Set exercise:
Pick out every line holding the string "value" and copy it.

##############################

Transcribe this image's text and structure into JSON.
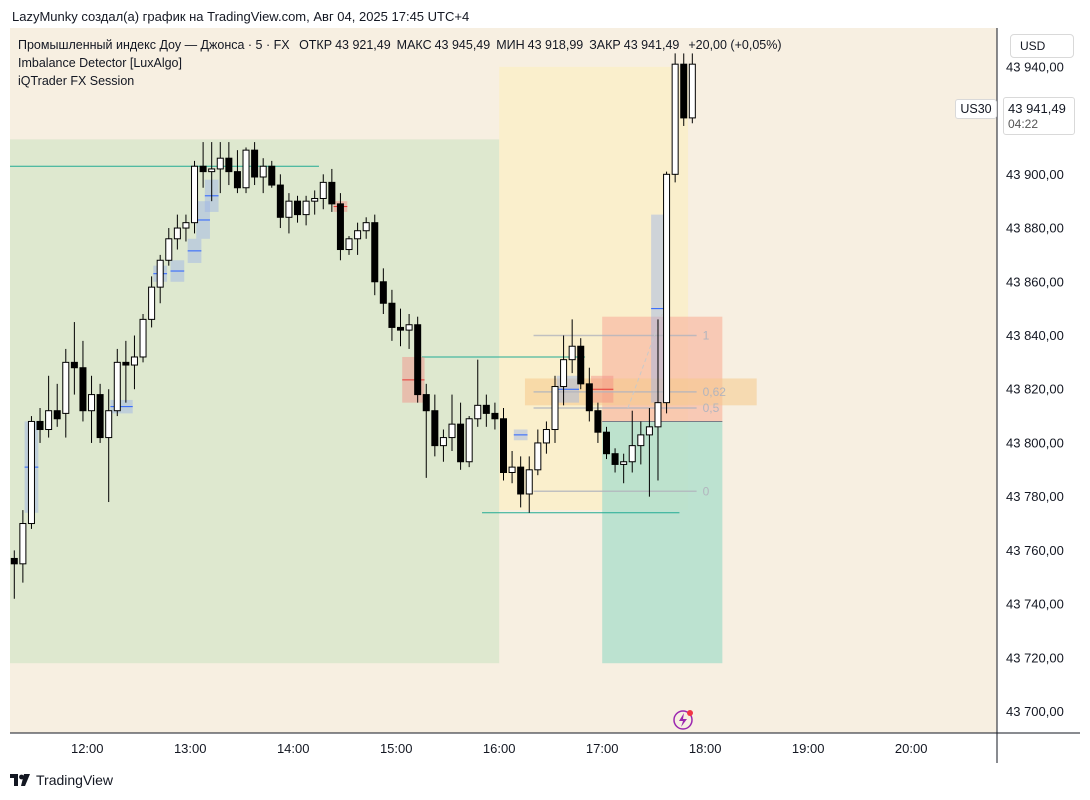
{
  "caption": "LazyMunky создал(а) график на TradingView.com, Авг 04, 2025 17:45 UTC+4",
  "legend": {
    "symbol_line": "Промышленный индекс Доу — Джонса · 5 · FX",
    "ohlc": [
      {
        "key": "ОТКР",
        "value": "43 921,49"
      },
      {
        "key": "МАКС",
        "value": "43 945,49"
      },
      {
        "key": "МИН",
        "value": "43 918,99"
      },
      {
        "key": "ЗАКР",
        "value": "43 941,49"
      },
      {
        "key": "",
        "value": "+20,00 (+0,05%)"
      }
    ],
    "indicator_1": "Imbalance Detector [LuxAlgo]",
    "indicator_2": "iQTrader FX Session"
  },
  "price_axis": {
    "currency": "USD",
    "symbol_tag": "US30",
    "last_price": "43 941,49",
    "countdown": "04:22",
    "ticks": [
      "43 940,00",
      "43 920,00",
      "43 900,00",
      "43 880,00",
      "43 860,00",
      "43 840,00",
      "43 820,00",
      "43 800,00",
      "43 780,00",
      "43 760,00",
      "43 740,00",
      "43 720,00",
      "43 700,00"
    ]
  },
  "time_axis": {
    "ticks": [
      "12:00",
      "13:00",
      "14:00",
      "15:00",
      "16:00",
      "17:00",
      "18:00",
      "19:00",
      "20:00"
    ]
  },
  "fib_labels": [
    {
      "label": "1",
      "level": 43840
    },
    {
      "label": "0,62",
      "level": 43819
    },
    {
      "label": "0,5",
      "level": 43813
    },
    {
      "label": "0",
      "level": 43782
    }
  ],
  "footer": {
    "brand": "TradingView"
  },
  "colors": {
    "background": "#f7efe1",
    "session_green": "#d6e5c8",
    "session_yellow": "#fbefc4",
    "bull_body": "#ffffff",
    "bear_body": "#000000",
    "imbalance_blue": "#9ab2e6",
    "imbalance_red": "#f28b82",
    "level_line": "#22ab94",
    "target_zone": "#b2dfcc",
    "stop_zone": "#f8b9a3",
    "fib_line": "#b2b5be"
  },
  "chart_data": {
    "type": "candlestick",
    "symbol": "US30",
    "interval": "5",
    "y_range": [
      43695,
      43950
    ],
    "x_range": [
      "11:15",
      "20:50"
    ],
    "candles": [
      {
        "t": "11:15",
        "o": 43757,
        "h": 43760,
        "l": 43742,
        "c": 43755
      },
      {
        "t": "11:20",
        "o": 43755,
        "h": 43775,
        "l": 43748,
        "c": 43770
      },
      {
        "t": "11:25",
        "o": 43770,
        "h": 43810,
        "l": 43768,
        "c": 43808
      },
      {
        "t": "11:30",
        "o": 43808,
        "h": 43813,
        "l": 43800,
        "c": 43805
      },
      {
        "t": "11:35",
        "o": 43805,
        "h": 43825,
        "l": 43802,
        "c": 43812
      },
      {
        "t": "11:40",
        "o": 43812,
        "h": 43822,
        "l": 43806,
        "c": 43809
      },
      {
        "t": "11:45",
        "o": 43811,
        "h": 43835,
        "l": 43802,
        "c": 43830
      },
      {
        "t": "11:50",
        "o": 43830,
        "h": 43845,
        "l": 43818,
        "c": 43828
      },
      {
        "t": "11:55",
        "o": 43828,
        "h": 43838,
        "l": 43808,
        "c": 43812
      },
      {
        "t": "12:00",
        "o": 43812,
        "h": 43825,
        "l": 43800,
        "c": 43818
      },
      {
        "t": "12:05",
        "o": 43818,
        "h": 43822,
        "l": 43800,
        "c": 43802
      },
      {
        "t": "12:10",
        "o": 43802,
        "h": 43820,
        "l": 43778,
        "c": 43812
      },
      {
        "t": "12:15",
        "o": 43812,
        "h": 43835,
        "l": 43810,
        "c": 43830
      },
      {
        "t": "12:20",
        "o": 43830,
        "h": 43838,
        "l": 43815,
        "c": 43829
      },
      {
        "t": "12:25",
        "o": 43829,
        "h": 43840,
        "l": 43820,
        "c": 43832
      },
      {
        "t": "12:30",
        "o": 43832,
        "h": 43848,
        "l": 43830,
        "c": 43846
      },
      {
        "t": "12:35",
        "o": 43846,
        "h": 43862,
        "l": 43843,
        "c": 43858
      },
      {
        "t": "12:40",
        "o": 43858,
        "h": 43870,
        "l": 43852,
        "c": 43868
      },
      {
        "t": "12:45",
        "o": 43868,
        "h": 43880,
        "l": 43866,
        "c": 43876
      },
      {
        "t": "12:50",
        "o": 43876,
        "h": 43885,
        "l": 43872,
        "c": 43880
      },
      {
        "t": "12:55",
        "o": 43880,
        "h": 43885,
        "l": 43875,
        "c": 43882
      },
      {
        "t": "13:00",
        "o": 43882,
        "h": 43905,
        "l": 43878,
        "c": 43903
      },
      {
        "t": "13:05",
        "o": 43903,
        "h": 43912,
        "l": 43895,
        "c": 43901
      },
      {
        "t": "13:10",
        "o": 43901,
        "h": 43912,
        "l": 43890,
        "c": 43902
      },
      {
        "t": "13:15",
        "o": 43902,
        "h": 43912,
        "l": 43893,
        "c": 43906
      },
      {
        "t": "13:20",
        "o": 43906,
        "h": 43912,
        "l": 43896,
        "c": 43901
      },
      {
        "t": "13:25",
        "o": 43901,
        "h": 43909,
        "l": 43893,
        "c": 43895
      },
      {
        "t": "13:30",
        "o": 43895,
        "h": 43910,
        "l": 43893,
        "c": 43909
      },
      {
        "t": "13:35",
        "o": 43909,
        "h": 43912,
        "l": 43896,
        "c": 43899
      },
      {
        "t": "13:40",
        "o": 43899,
        "h": 43906,
        "l": 43893,
        "c": 43903
      },
      {
        "t": "13:45",
        "o": 43903,
        "h": 43905,
        "l": 43895,
        "c": 43896
      },
      {
        "t": "13:50",
        "o": 43896,
        "h": 43900,
        "l": 43880,
        "c": 43884
      },
      {
        "t": "13:55",
        "o": 43884,
        "h": 43893,
        "l": 43878,
        "c": 43890
      },
      {
        "t": "14:00",
        "o": 43890,
        "h": 43892,
        "l": 43882,
        "c": 43885
      },
      {
        "t": "14:05",
        "o": 43885,
        "h": 43892,
        "l": 43881,
        "c": 43890
      },
      {
        "t": "14:10",
        "o": 43890,
        "h": 43894,
        "l": 43885,
        "c": 43891
      },
      {
        "t": "14:15",
        "o": 43891,
        "h": 43900,
        "l": 43887,
        "c": 43897
      },
      {
        "t": "14:20",
        "o": 43897,
        "h": 43902,
        "l": 43886,
        "c": 43889
      },
      {
        "t": "14:25",
        "o": 43889,
        "h": 43893,
        "l": 43868,
        "c": 43872
      },
      {
        "t": "14:30",
        "o": 43872,
        "h": 43877,
        "l": 43870,
        "c": 43876
      },
      {
        "t": "14:35",
        "o": 43876,
        "h": 43882,
        "l": 43870,
        "c": 43879
      },
      {
        "t": "14:40",
        "o": 43879,
        "h": 43884,
        "l": 43876,
        "c": 43882
      },
      {
        "t": "14:45",
        "o": 43882,
        "h": 43885,
        "l": 43855,
        "c": 43860
      },
      {
        "t": "14:50",
        "o": 43860,
        "h": 43865,
        "l": 43848,
        "c": 43852
      },
      {
        "t": "14:55",
        "o": 43852,
        "h": 43857,
        "l": 43838,
        "c": 43843
      },
      {
        "t": "15:00",
        "o": 43843,
        "h": 43850,
        "l": 43836,
        "c": 43842
      },
      {
        "t": "15:05",
        "o": 43842,
        "h": 43848,
        "l": 43835,
        "c": 43844
      },
      {
        "t": "15:10",
        "o": 43844,
        "h": 43847,
        "l": 43815,
        "c": 43818
      },
      {
        "t": "15:15",
        "o": 43818,
        "h": 43822,
        "l": 43787,
        "c": 43812
      },
      {
        "t": "15:20",
        "o": 43812,
        "h": 43818,
        "l": 43795,
        "c": 43799
      },
      {
        "t": "15:25",
        "o": 43799,
        "h": 43805,
        "l": 43793,
        "c": 43802
      },
      {
        "t": "15:30",
        "o": 43802,
        "h": 43818,
        "l": 43797,
        "c": 43807
      },
      {
        "t": "15:35",
        "o": 43807,
        "h": 43815,
        "l": 43790,
        "c": 43793
      },
      {
        "t": "15:40",
        "o": 43793,
        "h": 43810,
        "l": 43791,
        "c": 43809
      },
      {
        "t": "15:45",
        "o": 43809,
        "h": 43831,
        "l": 43806,
        "c": 43814
      },
      {
        "t": "15:50",
        "o": 43814,
        "h": 43818,
        "l": 43806,
        "c": 43811
      },
      {
        "t": "15:55",
        "o": 43811,
        "h": 43815,
        "l": 43805,
        "c": 43809
      },
      {
        "t": "16:00",
        "o": 43809,
        "h": 43813,
        "l": 43786,
        "c": 43789
      },
      {
        "t": "16:05",
        "o": 43789,
        "h": 43797,
        "l": 43785,
        "c": 43791
      },
      {
        "t": "16:10",
        "o": 43791,
        "h": 43795,
        "l": 43776,
        "c": 43781
      },
      {
        "t": "16:15",
        "o": 43781,
        "h": 43795,
        "l": 43774,
        "c": 43790
      },
      {
        "t": "16:20",
        "o": 43790,
        "h": 43805,
        "l": 43788,
        "c": 43800
      },
      {
        "t": "16:25",
        "o": 43800,
        "h": 43808,
        "l": 43796,
        "c": 43805
      },
      {
        "t": "16:30",
        "o": 43805,
        "h": 43825,
        "l": 43800,
        "c": 43821
      },
      {
        "t": "16:35",
        "o": 43821,
        "h": 43840,
        "l": 43814,
        "c": 43831
      },
      {
        "t": "16:40",
        "o": 43831,
        "h": 43846,
        "l": 43826,
        "c": 43836
      },
      {
        "t": "16:45",
        "o": 43836,
        "h": 43839,
        "l": 43820,
        "c": 43822
      },
      {
        "t": "16:50",
        "o": 43822,
        "h": 43828,
        "l": 43808,
        "c": 43812
      },
      {
        "t": "16:55",
        "o": 43812,
        "h": 43815,
        "l": 43800,
        "c": 43804
      },
      {
        "t": "17:00",
        "o": 43804,
        "h": 43806,
        "l": 43794,
        "c": 43796
      },
      {
        "t": "17:05",
        "o": 43796,
        "h": 43798,
        "l": 43789,
        "c": 43792
      },
      {
        "t": "17:10",
        "o": 43792,
        "h": 43796,
        "l": 43785,
        "c": 43793
      },
      {
        "t": "17:15",
        "o": 43793,
        "h": 43812,
        "l": 43789,
        "c": 43799
      },
      {
        "t": "17:20",
        "o": 43799,
        "h": 43808,
        "l": 43792,
        "c": 43803
      },
      {
        "t": "17:25",
        "o": 43803,
        "h": 43813,
        "l": 43780,
        "c": 43806
      },
      {
        "t": "17:30",
        "o": 43806,
        "h": 43846,
        "l": 43786,
        "c": 43815
      },
      {
        "t": "17:35",
        "o": 43815,
        "h": 43901,
        "l": 43811,
        "c": 43900
      },
      {
        "t": "17:40",
        "o": 43900,
        "h": 43945,
        "l": 43897,
        "c": 43941
      },
      {
        "t": "17:45",
        "o": 43941,
        "h": 43945,
        "l": 43918,
        "c": 43921
      },
      {
        "t": "17:50",
        "o": 43921,
        "h": 43945,
        "l": 43919,
        "c": 43941
      }
    ],
    "sessions": [
      {
        "start": "11:15",
        "end": "16:00",
        "low": 43718,
        "high": 43913,
        "color": "session_green"
      },
      {
        "start": "16:00",
        "end": "17:50",
        "low": 43775,
        "high": 43940,
        "color": "session_yellow"
      }
    ],
    "levels": [
      {
        "start": "11:15",
        "end": "14:15",
        "price": 43903
      },
      {
        "start": "15:15",
        "end": "16:50",
        "price": 43832
      },
      {
        "start": "15:50",
        "end": "17:45",
        "price": 43774
      }
    ],
    "imbalances": [
      {
        "start": "11:25",
        "end": "11:30",
        "low": 43774,
        "high": 43808,
        "dir": "bull"
      },
      {
        "start": "12:15",
        "end": "12:25",
        "low": 43811,
        "high": 43816,
        "dir": "bull"
      },
      {
        "start": "12:40",
        "end": "12:45",
        "low": 43860,
        "high": 43866,
        "dir": "bull"
      },
      {
        "start": "12:50",
        "end": "12:55",
        "low": 43860,
        "high": 43868,
        "dir": "bull"
      },
      {
        "start": "13:00",
        "end": "13:05",
        "low": 43867,
        "high": 43876,
        "dir": "bull"
      },
      {
        "start": "13:05",
        "end": "13:10",
        "low": 43876,
        "high": 43890,
        "dir": "bull"
      },
      {
        "start": "13:10",
        "end": "13:15",
        "low": 43886,
        "high": 43898,
        "dir": "bull"
      },
      {
        "start": "14:25",
        "end": "14:30",
        "low": 43886,
        "high": 43890,
        "dir": "bear"
      },
      {
        "start": "15:05",
        "end": "15:15",
        "low": 43815,
        "high": 43832,
        "dir": "bear"
      },
      {
        "start": "16:10",
        "end": "16:15",
        "low": 43801,
        "high": 43805,
        "dir": "bull"
      },
      {
        "start": "16:35",
        "end": "16:45",
        "low": 43815,
        "high": 43825,
        "dir": "bull"
      },
      {
        "start": "16:55",
        "end": "17:05",
        "low": 43815,
        "high": 43825,
        "dir": "bear"
      },
      {
        "start": "17:30",
        "end": "17:35",
        "low": 43815,
        "high": 43885,
        "dir": "bull"
      }
    ],
    "fib_zone": {
      "start": "16:15",
      "end": "18:30",
      "low": 43814,
      "high": 43824
    },
    "position": {
      "start": "17:00",
      "end": "18:10",
      "entry": 43808,
      "stop": 43847,
      "target": 43718
    }
  }
}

##############################

Reply:
        "value": "43 921,49"
        "value": "43 945,49"
        "value": "43 918,99"
        "value": "43 941,49"
        "value": "+20,00 (+0,05%)"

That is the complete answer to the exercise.